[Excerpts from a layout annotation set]
......

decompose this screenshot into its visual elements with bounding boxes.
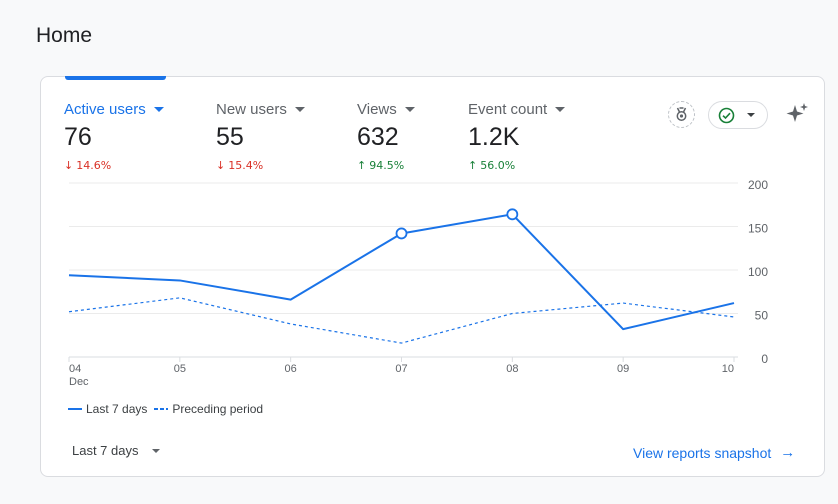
metric-change-value: 94.5% <box>369 159 405 172</box>
arrow-right-icon: → <box>780 444 796 461</box>
metric-active-users[interactable]: Active users 76 ↓ 14.6% <box>64 100 164 172</box>
legend-label: Last 7 days <box>86 402 148 416</box>
caret-down-icon <box>294 107 305 112</box>
metric-label: Active users <box>64 100 146 118</box>
metric-dropdown[interactable]: Views <box>357 100 415 118</box>
caret-down-icon <box>555 107 566 112</box>
check-circle-icon <box>718 107 735 123</box>
view-reports-snapshot-link[interactable]: View reports snapshot → <box>633 444 795 461</box>
legend-dashed-swatch <box>154 408 169 410</box>
arrow-up-icon: ↑ <box>357 159 367 172</box>
metric-change: ↓ 15.4% <box>216 159 305 172</box>
legend-label: Preceding period <box>172 402 264 416</box>
metric-value: 55 <box>216 123 244 151</box>
metric-change: ↓ 14.6% <box>64 159 164 172</box>
metric-new-users[interactable]: New users 55 ↓ 15.4% <box>216 100 305 172</box>
page-title: Home <box>36 24 93 47</box>
metric-label: Views <box>357 100 397 118</box>
date-range-label: Last 7 days <box>72 443 139 458</box>
legend-solid-swatch <box>68 408 82 410</box>
metric-dropdown[interactable]: Active users <box>64 100 164 118</box>
date-range-dropdown[interactable]: Last 7 days <box>72 443 160 458</box>
metric-value: 632 <box>357 123 399 151</box>
chart-legend: Last 7 days Preceding period <box>68 402 263 416</box>
metric-value: 1.2K <box>468 123 520 151</box>
arrow-down-icon: ↓ <box>216 159 226 172</box>
metric-value: 76 <box>64 123 92 151</box>
caret-down-icon <box>151 448 160 453</box>
metric-change: ↑ 56.0% <box>468 159 565 172</box>
arrow-up-icon: ↑ <box>468 159 478 172</box>
metric-change-value: 56.0% <box>480 159 516 172</box>
data-quality-status-button[interactable] <box>708 101 768 129</box>
caret-down-icon <box>747 113 755 117</box>
metric-dropdown[interactable]: Event count <box>468 100 566 118</box>
sparkle-icon[interactable] <box>784 101 810 127</box>
metric-change: ↑ 94.5% <box>357 159 415 172</box>
snapshot-link-label: View reports snapshot <box>633 444 772 461</box>
caret-down-icon <box>404 107 415 112</box>
arrow-down-icon: ↓ <box>64 159 74 172</box>
metric-views[interactable]: Views 632 ↑ 94.5% <box>357 100 415 172</box>
metric-change-value: 14.6% <box>76 159 112 172</box>
metric-dropdown[interactable]: New users <box>216 100 305 118</box>
insights-badge-icon[interactable] <box>668 101 695 128</box>
caret-down-icon <box>153 107 164 112</box>
metric-event-count[interactable]: Event count 1.2K ↑ 56.0% <box>468 100 566 172</box>
metric-change-value: 15.4% <box>228 159 264 172</box>
metric-label: Event count <box>468 100 548 118</box>
metric-label: New users <box>216 100 287 118</box>
active-tab-indicator <box>65 76 166 80</box>
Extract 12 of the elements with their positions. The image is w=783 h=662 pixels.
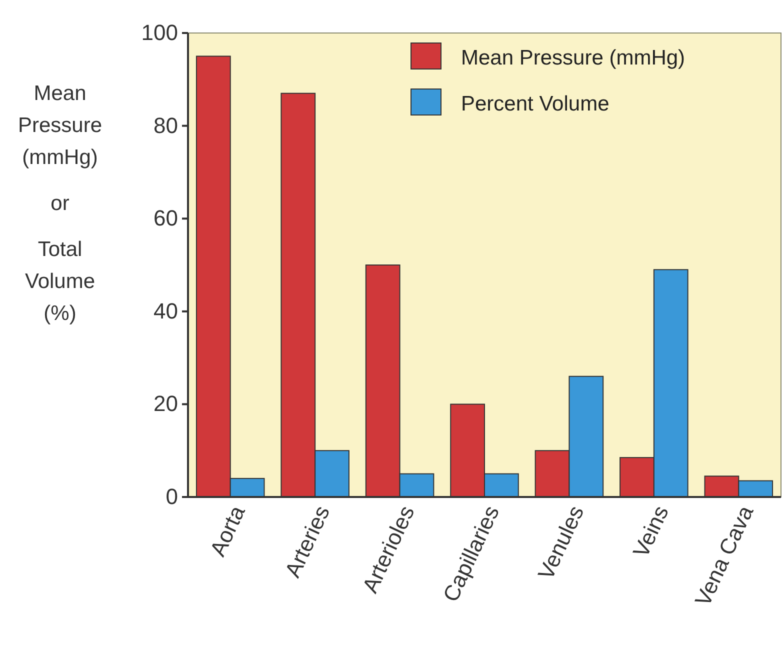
y-axis-title: Mean Pressure (mmHg) or Total Volume (%): [18, 82, 102, 325]
y-tick-label: 20: [154, 391, 178, 416]
x-tick-label: Aorta: [204, 501, 250, 560]
legend-label: Mean Pressure (mmHg): [461, 46, 686, 70]
legend-label: Percent Volume: [461, 92, 610, 116]
x-tick-label: Vena Cava: [690, 501, 758, 610]
y-tick-label: 100: [141, 20, 178, 46]
x-tick-label: Veins: [628, 502, 674, 562]
y-tick-label: 40: [154, 298, 178, 324]
y-tick-label: 80: [154, 112, 178, 138]
y-tick-label: 0: [166, 484, 178, 510]
y-tick-label: 60: [154, 206, 178, 231]
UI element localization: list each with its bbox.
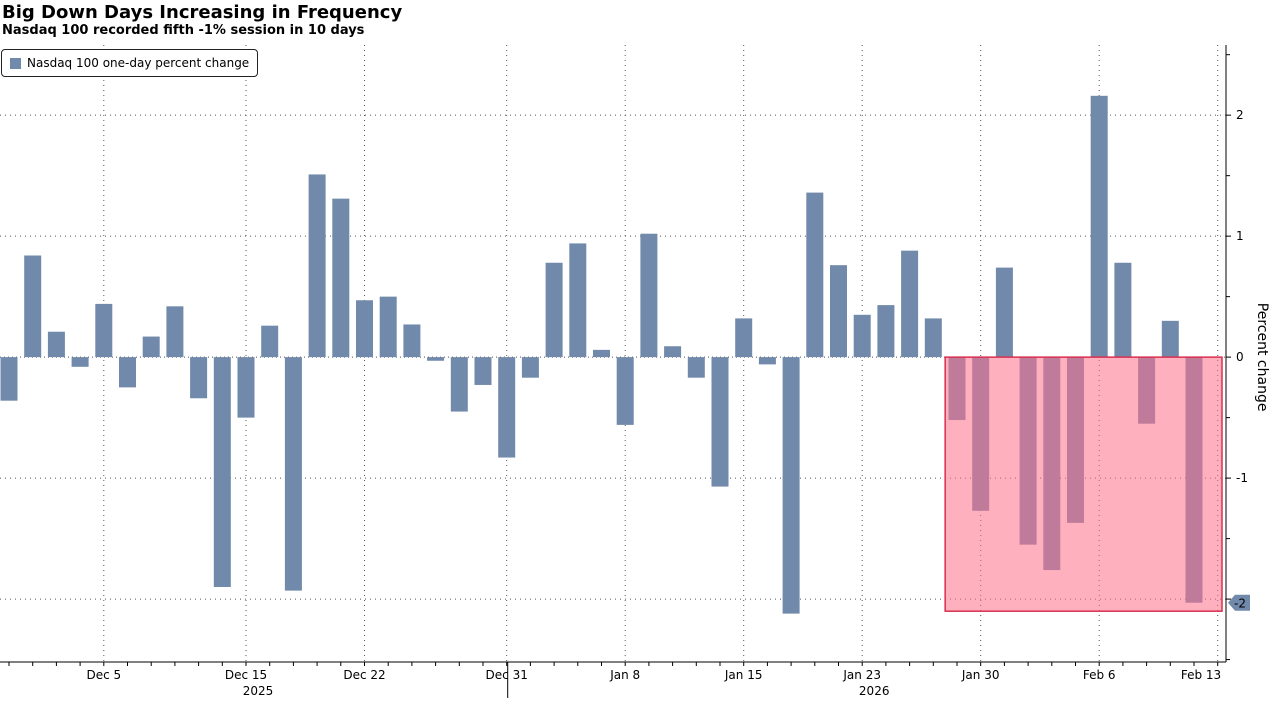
- bar-jan-2: [521, 357, 539, 378]
- bar-jan-23: [853, 314, 871, 358]
- last-value-tag: [1228, 594, 1250, 611]
- bar-dec-8: [119, 357, 136, 388]
- bar-dec-19: [332, 198, 350, 358]
- chart-subtitle: Nasdaq 100 recorded fifth -1% session in…: [2, 23, 365, 38]
- bar-dec-24: [403, 324, 421, 358]
- bar-dec-29: [450, 357, 468, 412]
- bar-dec-3: [47, 331, 65, 358]
- bar-dec-5: [95, 303, 113, 358]
- year-label: 2026: [859, 684, 890, 698]
- bar-jan-27: [901, 250, 919, 358]
- x-tick-label: Feb 13: [1181, 668, 1221, 682]
- y-tick-label: -1: [1236, 471, 1248, 485]
- bar-jan-13: [687, 357, 705, 378]
- bar-jan-5: [545, 262, 563, 358]
- bar-dec-18: [308, 174, 326, 358]
- x-tick-label: Feb 6: [1083, 668, 1116, 682]
- legend-swatch: [10, 57, 21, 69]
- bar-jan-16: [758, 357, 776, 365]
- highlight-region: [944, 356, 1223, 612]
- bar-dec-10: [166, 306, 184, 358]
- bar-jan-8: [616, 357, 634, 425]
- x-tick-label: Jan 15: [724, 668, 763, 682]
- y-tick-label: 0: [1236, 350, 1244, 364]
- bar-dec-9: [142, 336, 160, 358]
- x-tick-label: Jan 30: [961, 668, 1000, 682]
- x-tick-label: Dec 15: [225, 668, 267, 682]
- bar-jan-20: [782, 357, 800, 614]
- bar-dec-4: [71, 357, 89, 367]
- bar-jan-12: [664, 346, 682, 358]
- x-tick-label: Dec 5: [86, 668, 121, 682]
- bar-jan-6: [569, 243, 587, 358]
- y-tick-label: 1: [1236, 229, 1244, 243]
- bar-dec-1: [0, 357, 18, 401]
- y-tick-label: 2: [1236, 108, 1244, 122]
- bar-feb-9: [1114, 262, 1132, 358]
- bar-jan-14: [711, 357, 729, 487]
- bar-dec-11: [190, 357, 208, 399]
- bar-dec-16: [261, 325, 279, 358]
- bar-feb-6: [1090, 95, 1108, 358]
- bar-dec-23: [379, 296, 397, 358]
- x-tick-label: Dec 31: [486, 668, 528, 682]
- year-label: 2025: [243, 684, 274, 698]
- bar-jan-21: [806, 192, 824, 358]
- bar-dec-12: [213, 357, 231, 587]
- x-tick-label: Dec 22: [343, 668, 385, 682]
- bar-dec-2: [24, 255, 42, 358]
- bar-dec-15: [237, 357, 255, 418]
- bar-jan-26: [877, 305, 895, 358]
- bar-feb-2: [995, 267, 1013, 358]
- bar-dec-26: [427, 357, 445, 361]
- bar-dec-31: [498, 357, 516, 458]
- x-tick-label: Jan 8: [609, 668, 640, 682]
- bar-dec-30: [474, 357, 492, 385]
- chart-title: Big Down Days Increasing in Frequency: [2, 2, 403, 23]
- bar-jan-9: [640, 233, 658, 358]
- last-value-label: -2: [1234, 597, 1246, 611]
- bar-feb-11: [1161, 320, 1179, 358]
- bar-jan-28: [924, 318, 942, 358]
- bar-jan-22: [830, 265, 847, 358]
- bar-jan-7: [593, 349, 610, 358]
- legend-label: Nasdaq 100 one-day percent change: [27, 56, 250, 70]
- y-axis-title: Percent change: [1254, 303, 1270, 412]
- bar-dec-17: [284, 357, 302, 591]
- bar-jan-15: [735, 318, 753, 358]
- x-tick-label: Jan 23: [842, 668, 881, 682]
- bar-dec-22: [356, 300, 373, 358]
- legend: Nasdaq 100 one-day percent change: [1, 49, 259, 77]
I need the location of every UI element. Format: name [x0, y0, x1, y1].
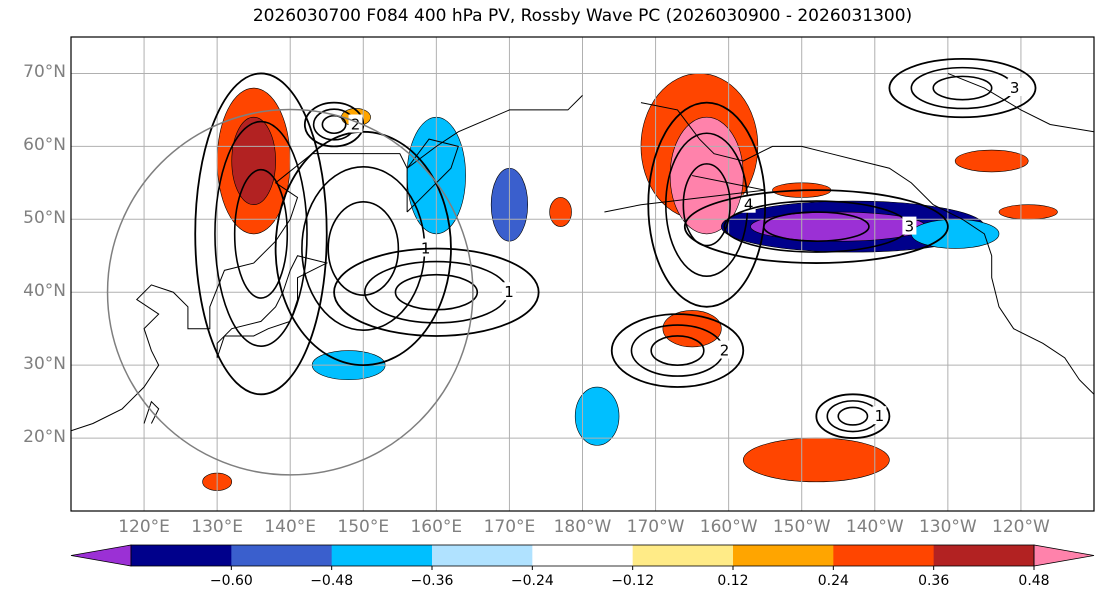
pv-anomaly-blob	[549, 197, 572, 227]
colorbar-tick-label: 0.12	[717, 573, 749, 589]
pv-anomaly-blob	[231, 116, 276, 206]
contour-label-background	[1007, 78, 1022, 97]
rossby-wave-contour	[682, 163, 731, 247]
pv-anomaly-blob	[998, 204, 1058, 220]
rossby-wave-contour	[214, 120, 308, 347]
latitude-tick-label: 20°N	[23, 427, 66, 448]
contour-label-background	[717, 340, 732, 359]
longitude-tick-label: 140°W	[845, 517, 904, 537]
colorbar-segment	[833, 545, 935, 566]
rossby-wave-contour	[233, 168, 289, 299]
contour-label-background	[902, 216, 917, 235]
colorbar-tick-label: 0.48	[1018, 573, 1050, 589]
latitude-tick-label: 40°N	[23, 281, 66, 302]
contour-label: 2	[720, 342, 730, 360]
coastline	[947, 72, 1094, 133]
contour-label: 1	[875, 407, 885, 425]
contour-label-background	[348, 114, 363, 133]
pv-anomaly-blob	[954, 149, 1029, 173]
contour-label: 4	[744, 196, 754, 214]
colorbar-tick-label: 0.36	[918, 573, 950, 589]
rossby-wave-contour	[837, 406, 869, 426]
colorbar-outline	[130, 544, 1035, 567]
longitude-tick-label: 120°E	[118, 517, 170, 537]
longitude-tick-label: 170°E	[483, 517, 536, 537]
colorbar	[70, 544, 1095, 570]
colorbar-segment	[733, 545, 834, 566]
rossby-wave-contour	[333, 247, 540, 337]
colorbar-tick-label: −0.48	[310, 573, 354, 589]
contour-label-background	[501, 282, 516, 301]
contour-label-background	[872, 406, 887, 425]
longitude-tick-label: 150°E	[337, 517, 390, 537]
colorbar-segment	[331, 545, 433, 566]
gridlines	[71, 37, 1094, 511]
coastline	[71, 94, 583, 432]
colorbar-extend-low	[70, 544, 132, 567]
map-title: 2026030700 F084 400 hPa PV, Rossby Wave …	[252, 6, 913, 26]
coastline	[406, 138, 459, 213]
latitude-tick-label: 30°N	[23, 354, 66, 375]
colorbar-segment	[532, 545, 634, 566]
coastline	[216, 255, 329, 359]
colorbar-tick-label: −0.24	[510, 573, 554, 589]
rossby-wave-contour	[888, 57, 1037, 119]
colorbar-tick-label: −0.60	[209, 573, 253, 589]
colorbar-segment	[131, 545, 232, 566]
pv-anomaly-blob	[662, 310, 722, 348]
longitude-tick-label: 160°E	[410, 517, 463, 537]
latitude-tick-label: 50°N	[23, 208, 66, 229]
contour-label-background	[418, 238, 433, 257]
longitude-tick-label: 130°E	[191, 517, 243, 537]
map-frame	[70, 36, 1095, 512]
coastline	[640, 102, 1094, 395]
rossby-wave-contour	[762, 211, 870, 242]
latitude-tick-label: 60°N	[23, 135, 66, 156]
coastline-layer	[71, 72, 1094, 432]
colorbar-segment	[933, 545, 1035, 566]
rossby-wave-contour	[650, 335, 705, 366]
rossby-wave-contour	[683, 189, 949, 264]
longitude-tick-label: 170°W	[626, 517, 685, 537]
rossby-wave-contour	[327, 201, 400, 296]
longitude-tick-label: 130°W	[918, 517, 977, 537]
colorbar-segment	[632, 545, 734, 566]
colorbar-tick-label: −0.12	[611, 573, 655, 589]
longitude-tick-label: 140°E	[264, 517, 317, 537]
rossby-wave-contour	[194, 72, 328, 396]
rossby-wave-contour	[610, 313, 745, 388]
colorbar-tick-label: 0.60	[1099, 573, 1105, 589]
pv-anomaly-blob	[574, 386, 620, 446]
contour-label: 1	[504, 283, 514, 301]
highlight-circle	[106, 108, 474, 476]
colorbar-segment	[432, 545, 533, 566]
colorbar-tick-label: 0.24	[817, 573, 849, 589]
longitude-tick-label: 120°W	[992, 517, 1050, 537]
longitude-tick-label: 180°W	[553, 517, 612, 537]
contour-label: 3	[1010, 79, 1020, 97]
pv-anomaly-blob	[742, 437, 890, 483]
longitude-tick-label: 160°W	[699, 517, 758, 537]
colorbar-segment	[231, 545, 333, 566]
contour-label: 3	[905, 218, 915, 236]
colorbar-tick-label: −0.36	[410, 573, 454, 589]
rossby-wave-contour	[321, 114, 347, 135]
longitude-tick-label: 150°W	[772, 517, 831, 537]
rossby-wave-contour	[394, 273, 479, 311]
rossby-wave-contour	[932, 75, 993, 101]
contour-label: 2	[351, 116, 361, 134]
rossby-wave-contour	[815, 393, 891, 439]
colorbar-extend-high	[1033, 544, 1095, 567]
pv-anomaly-blob	[911, 219, 1000, 249]
latitude-tick-label: 70°N	[23, 62, 66, 83]
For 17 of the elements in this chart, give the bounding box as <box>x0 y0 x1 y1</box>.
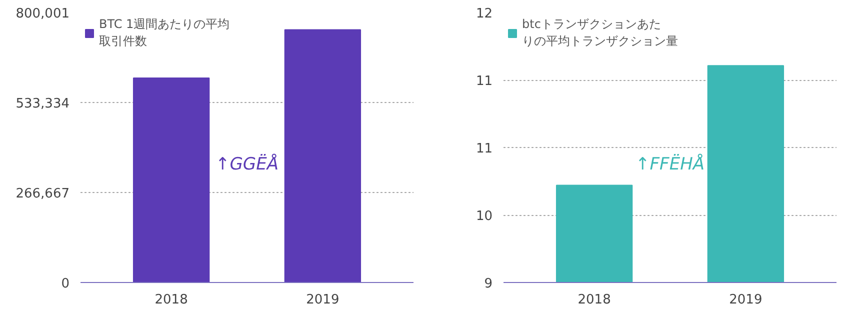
x-tick-label: 2018 <box>154 292 188 308</box>
y-tick-label: 800,001 <box>16 6 70 22</box>
legend-label: BTC 1週間あたりの平均取引件数 <box>99 16 230 50</box>
y-tick-label: 0 <box>61 276 70 292</box>
x-tick-label: 2018 <box>578 292 611 308</box>
annotation: ↑FFËHÅ <box>636 154 704 174</box>
y-tick-label: 11 <box>476 74 493 89</box>
x-tick-label: 2019 <box>306 292 340 308</box>
y-tick-label: 533,334 <box>16 96 70 112</box>
legend-label: btcトランザクションあたりの平均トランザクション量 <box>522 16 678 50</box>
y-tick-label: 12 <box>476 6 493 22</box>
y-tick-label: 9 <box>484 276 493 292</box>
y-tick-label: 11 <box>476 142 493 156</box>
y-tick-label: 266,667 <box>16 186 70 202</box>
x-tick-label: 2019 <box>729 292 762 308</box>
annotation: ↑GGËÅ <box>216 154 278 174</box>
y-tick-label: 10 <box>476 209 493 224</box>
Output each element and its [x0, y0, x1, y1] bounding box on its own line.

......

### The exercise:
Transcribe, without any changes, the lines that begin with the one containing "- bar-jan-2: [521, 357, 539, 378]" and end with the one containing "- bar-dec-3: [47, 331, 65, 358]".

### Result for this task:
- bar-jan-2: [521, 357, 539, 378]
- bar-jan-23: [853, 314, 871, 358]
- last-value-tag: [1228, 594, 1250, 611]
- bar-dec-8: [119, 357, 136, 388]
- bar-dec-19: [332, 198, 350, 358]
- chart-subtitle: Nasdaq 100 recorded fifth -1% session in…: [2, 23, 365, 38]
- bar-dec-24: [403, 324, 421, 358]
- bar-dec-29: [450, 357, 468, 412]
- bar-dec-3: [47, 331, 65, 358]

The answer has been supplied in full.